**TASK STATEMENT**
In the listing that follows, count each line where the word "marker" appears; write nothing but the count.

───── WORKING DATA ─────

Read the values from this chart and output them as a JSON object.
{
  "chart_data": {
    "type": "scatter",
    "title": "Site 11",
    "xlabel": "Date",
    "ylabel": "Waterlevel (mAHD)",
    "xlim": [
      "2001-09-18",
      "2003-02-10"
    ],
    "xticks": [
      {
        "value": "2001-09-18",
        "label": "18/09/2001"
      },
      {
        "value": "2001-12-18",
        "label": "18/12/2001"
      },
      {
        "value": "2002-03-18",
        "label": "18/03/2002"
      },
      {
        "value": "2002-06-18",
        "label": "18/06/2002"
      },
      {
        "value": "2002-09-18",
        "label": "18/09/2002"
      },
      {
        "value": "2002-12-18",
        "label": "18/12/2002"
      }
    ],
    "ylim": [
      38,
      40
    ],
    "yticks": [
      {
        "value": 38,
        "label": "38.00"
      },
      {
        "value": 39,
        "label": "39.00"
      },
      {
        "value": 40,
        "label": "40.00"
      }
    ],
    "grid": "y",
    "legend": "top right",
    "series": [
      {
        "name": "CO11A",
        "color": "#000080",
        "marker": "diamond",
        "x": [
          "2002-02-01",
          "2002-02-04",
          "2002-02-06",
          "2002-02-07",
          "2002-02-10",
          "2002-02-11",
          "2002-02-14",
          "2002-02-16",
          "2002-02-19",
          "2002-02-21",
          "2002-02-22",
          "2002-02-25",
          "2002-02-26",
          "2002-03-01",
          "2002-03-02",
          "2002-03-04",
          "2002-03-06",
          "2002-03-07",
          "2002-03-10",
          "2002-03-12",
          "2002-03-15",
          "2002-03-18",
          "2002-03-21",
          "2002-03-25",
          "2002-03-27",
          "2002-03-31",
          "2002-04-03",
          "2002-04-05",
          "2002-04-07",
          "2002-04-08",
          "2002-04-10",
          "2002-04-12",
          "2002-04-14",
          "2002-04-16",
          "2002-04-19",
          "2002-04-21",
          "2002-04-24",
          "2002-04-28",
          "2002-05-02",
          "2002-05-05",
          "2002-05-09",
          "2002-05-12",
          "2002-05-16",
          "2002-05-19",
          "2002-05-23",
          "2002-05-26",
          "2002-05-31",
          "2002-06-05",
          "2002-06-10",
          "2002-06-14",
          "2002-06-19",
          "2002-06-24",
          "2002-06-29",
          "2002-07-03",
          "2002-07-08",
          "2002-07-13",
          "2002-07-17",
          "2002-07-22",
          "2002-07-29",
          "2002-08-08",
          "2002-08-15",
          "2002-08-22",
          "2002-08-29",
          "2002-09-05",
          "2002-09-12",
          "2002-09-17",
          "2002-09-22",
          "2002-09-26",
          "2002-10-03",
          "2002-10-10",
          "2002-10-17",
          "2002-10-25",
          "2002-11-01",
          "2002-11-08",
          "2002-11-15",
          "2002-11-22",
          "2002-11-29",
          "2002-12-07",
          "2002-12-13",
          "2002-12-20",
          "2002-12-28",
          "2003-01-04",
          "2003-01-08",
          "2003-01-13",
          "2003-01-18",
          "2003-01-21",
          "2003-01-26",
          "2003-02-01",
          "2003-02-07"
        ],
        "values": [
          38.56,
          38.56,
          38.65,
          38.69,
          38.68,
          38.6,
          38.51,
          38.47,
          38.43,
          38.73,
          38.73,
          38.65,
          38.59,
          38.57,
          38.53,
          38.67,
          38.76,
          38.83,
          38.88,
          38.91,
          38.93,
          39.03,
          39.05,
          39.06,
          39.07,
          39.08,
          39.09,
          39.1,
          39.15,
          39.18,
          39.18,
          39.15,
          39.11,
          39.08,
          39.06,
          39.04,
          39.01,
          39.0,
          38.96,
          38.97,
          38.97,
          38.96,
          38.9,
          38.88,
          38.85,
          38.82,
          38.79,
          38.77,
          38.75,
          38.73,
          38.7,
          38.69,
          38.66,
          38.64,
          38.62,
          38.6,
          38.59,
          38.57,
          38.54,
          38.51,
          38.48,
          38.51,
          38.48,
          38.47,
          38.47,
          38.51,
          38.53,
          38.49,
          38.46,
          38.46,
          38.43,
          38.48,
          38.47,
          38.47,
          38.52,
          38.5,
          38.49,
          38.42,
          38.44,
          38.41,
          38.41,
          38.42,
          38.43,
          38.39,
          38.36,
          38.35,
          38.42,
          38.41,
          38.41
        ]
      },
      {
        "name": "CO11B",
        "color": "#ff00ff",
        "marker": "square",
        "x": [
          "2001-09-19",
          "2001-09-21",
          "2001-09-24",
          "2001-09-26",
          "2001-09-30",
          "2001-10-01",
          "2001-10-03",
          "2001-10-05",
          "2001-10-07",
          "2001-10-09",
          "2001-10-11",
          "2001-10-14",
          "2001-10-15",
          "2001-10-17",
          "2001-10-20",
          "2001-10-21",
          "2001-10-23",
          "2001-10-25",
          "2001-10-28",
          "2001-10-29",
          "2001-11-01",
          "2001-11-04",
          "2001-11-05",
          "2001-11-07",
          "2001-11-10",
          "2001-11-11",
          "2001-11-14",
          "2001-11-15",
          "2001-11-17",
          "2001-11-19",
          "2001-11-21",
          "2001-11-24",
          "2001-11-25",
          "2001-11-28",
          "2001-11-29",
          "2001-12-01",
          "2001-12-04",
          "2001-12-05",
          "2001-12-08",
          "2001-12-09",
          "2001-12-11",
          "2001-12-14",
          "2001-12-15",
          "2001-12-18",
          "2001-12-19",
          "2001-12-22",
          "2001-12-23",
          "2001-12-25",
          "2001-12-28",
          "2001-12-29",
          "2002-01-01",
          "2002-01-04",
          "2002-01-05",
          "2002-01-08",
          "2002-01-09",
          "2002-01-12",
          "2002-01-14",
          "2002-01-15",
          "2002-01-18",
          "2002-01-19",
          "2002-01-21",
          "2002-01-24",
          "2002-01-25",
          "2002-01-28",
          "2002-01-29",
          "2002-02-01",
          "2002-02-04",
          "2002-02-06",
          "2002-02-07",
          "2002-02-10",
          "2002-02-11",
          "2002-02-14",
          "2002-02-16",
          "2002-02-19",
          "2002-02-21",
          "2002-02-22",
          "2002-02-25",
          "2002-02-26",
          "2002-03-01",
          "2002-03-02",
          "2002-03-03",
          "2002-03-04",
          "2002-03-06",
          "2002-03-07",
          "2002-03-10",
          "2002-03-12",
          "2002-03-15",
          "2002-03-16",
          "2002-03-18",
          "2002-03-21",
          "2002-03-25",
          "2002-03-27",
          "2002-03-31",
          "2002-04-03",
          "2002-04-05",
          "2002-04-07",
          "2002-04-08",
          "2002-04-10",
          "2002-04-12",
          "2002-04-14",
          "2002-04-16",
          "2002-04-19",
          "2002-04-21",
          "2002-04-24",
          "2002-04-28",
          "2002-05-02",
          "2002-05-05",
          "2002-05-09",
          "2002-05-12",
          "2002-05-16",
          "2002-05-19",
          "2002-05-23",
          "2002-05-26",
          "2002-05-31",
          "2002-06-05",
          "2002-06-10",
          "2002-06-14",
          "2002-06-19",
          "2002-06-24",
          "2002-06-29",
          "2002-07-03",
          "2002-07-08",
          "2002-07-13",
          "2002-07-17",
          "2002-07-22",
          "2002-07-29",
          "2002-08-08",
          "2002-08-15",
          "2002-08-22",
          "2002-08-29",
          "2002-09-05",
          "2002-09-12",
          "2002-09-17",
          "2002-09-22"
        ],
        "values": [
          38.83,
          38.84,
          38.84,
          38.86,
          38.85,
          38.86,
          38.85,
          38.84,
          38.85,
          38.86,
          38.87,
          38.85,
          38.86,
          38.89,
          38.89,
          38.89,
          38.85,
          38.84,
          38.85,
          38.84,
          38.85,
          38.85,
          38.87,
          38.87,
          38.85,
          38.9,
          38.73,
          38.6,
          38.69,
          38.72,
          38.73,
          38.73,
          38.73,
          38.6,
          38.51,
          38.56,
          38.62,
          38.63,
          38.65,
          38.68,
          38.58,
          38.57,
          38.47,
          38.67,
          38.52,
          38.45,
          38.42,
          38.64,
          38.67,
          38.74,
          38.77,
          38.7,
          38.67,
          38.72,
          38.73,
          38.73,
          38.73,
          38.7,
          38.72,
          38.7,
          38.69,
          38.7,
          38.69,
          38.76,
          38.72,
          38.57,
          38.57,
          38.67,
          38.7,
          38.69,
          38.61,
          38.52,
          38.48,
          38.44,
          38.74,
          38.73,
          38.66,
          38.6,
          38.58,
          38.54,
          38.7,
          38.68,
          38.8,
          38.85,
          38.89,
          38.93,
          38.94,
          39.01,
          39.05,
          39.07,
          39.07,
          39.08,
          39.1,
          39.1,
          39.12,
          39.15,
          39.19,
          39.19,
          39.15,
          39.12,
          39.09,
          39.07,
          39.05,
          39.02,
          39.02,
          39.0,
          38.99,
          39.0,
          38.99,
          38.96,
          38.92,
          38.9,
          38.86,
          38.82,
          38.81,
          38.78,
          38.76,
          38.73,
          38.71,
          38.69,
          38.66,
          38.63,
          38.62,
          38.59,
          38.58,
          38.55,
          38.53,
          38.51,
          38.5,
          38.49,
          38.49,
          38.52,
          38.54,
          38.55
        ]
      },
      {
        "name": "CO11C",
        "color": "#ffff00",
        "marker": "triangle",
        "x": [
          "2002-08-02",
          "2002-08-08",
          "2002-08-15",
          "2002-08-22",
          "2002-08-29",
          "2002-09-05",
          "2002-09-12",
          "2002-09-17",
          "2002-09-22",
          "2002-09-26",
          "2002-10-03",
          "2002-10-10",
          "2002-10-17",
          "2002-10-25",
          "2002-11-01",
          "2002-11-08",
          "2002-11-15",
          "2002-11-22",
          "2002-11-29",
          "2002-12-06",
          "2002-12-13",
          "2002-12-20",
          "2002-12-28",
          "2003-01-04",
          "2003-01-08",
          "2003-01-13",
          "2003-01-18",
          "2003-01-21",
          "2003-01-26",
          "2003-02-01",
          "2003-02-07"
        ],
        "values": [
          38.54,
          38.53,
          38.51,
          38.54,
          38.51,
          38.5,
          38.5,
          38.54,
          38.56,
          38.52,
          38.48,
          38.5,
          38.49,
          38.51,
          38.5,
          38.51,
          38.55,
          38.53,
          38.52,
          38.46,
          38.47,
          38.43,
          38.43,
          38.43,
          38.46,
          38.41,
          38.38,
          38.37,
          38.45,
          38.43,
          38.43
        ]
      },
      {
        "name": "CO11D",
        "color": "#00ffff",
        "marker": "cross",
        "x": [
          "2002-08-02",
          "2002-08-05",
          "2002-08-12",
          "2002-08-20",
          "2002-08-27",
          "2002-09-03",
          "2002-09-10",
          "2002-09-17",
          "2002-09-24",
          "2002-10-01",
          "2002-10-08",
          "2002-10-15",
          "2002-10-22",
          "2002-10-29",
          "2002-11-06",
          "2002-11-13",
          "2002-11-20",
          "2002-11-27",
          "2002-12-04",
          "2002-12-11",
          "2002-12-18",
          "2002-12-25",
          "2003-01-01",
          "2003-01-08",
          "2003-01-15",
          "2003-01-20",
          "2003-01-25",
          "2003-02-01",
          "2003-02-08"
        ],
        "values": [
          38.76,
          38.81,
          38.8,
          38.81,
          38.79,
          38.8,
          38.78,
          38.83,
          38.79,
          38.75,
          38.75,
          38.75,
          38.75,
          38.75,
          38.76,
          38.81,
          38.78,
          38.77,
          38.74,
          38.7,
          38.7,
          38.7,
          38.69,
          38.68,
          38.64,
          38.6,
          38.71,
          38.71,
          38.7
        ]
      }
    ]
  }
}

─────

**SOLVED EXERCISE**
4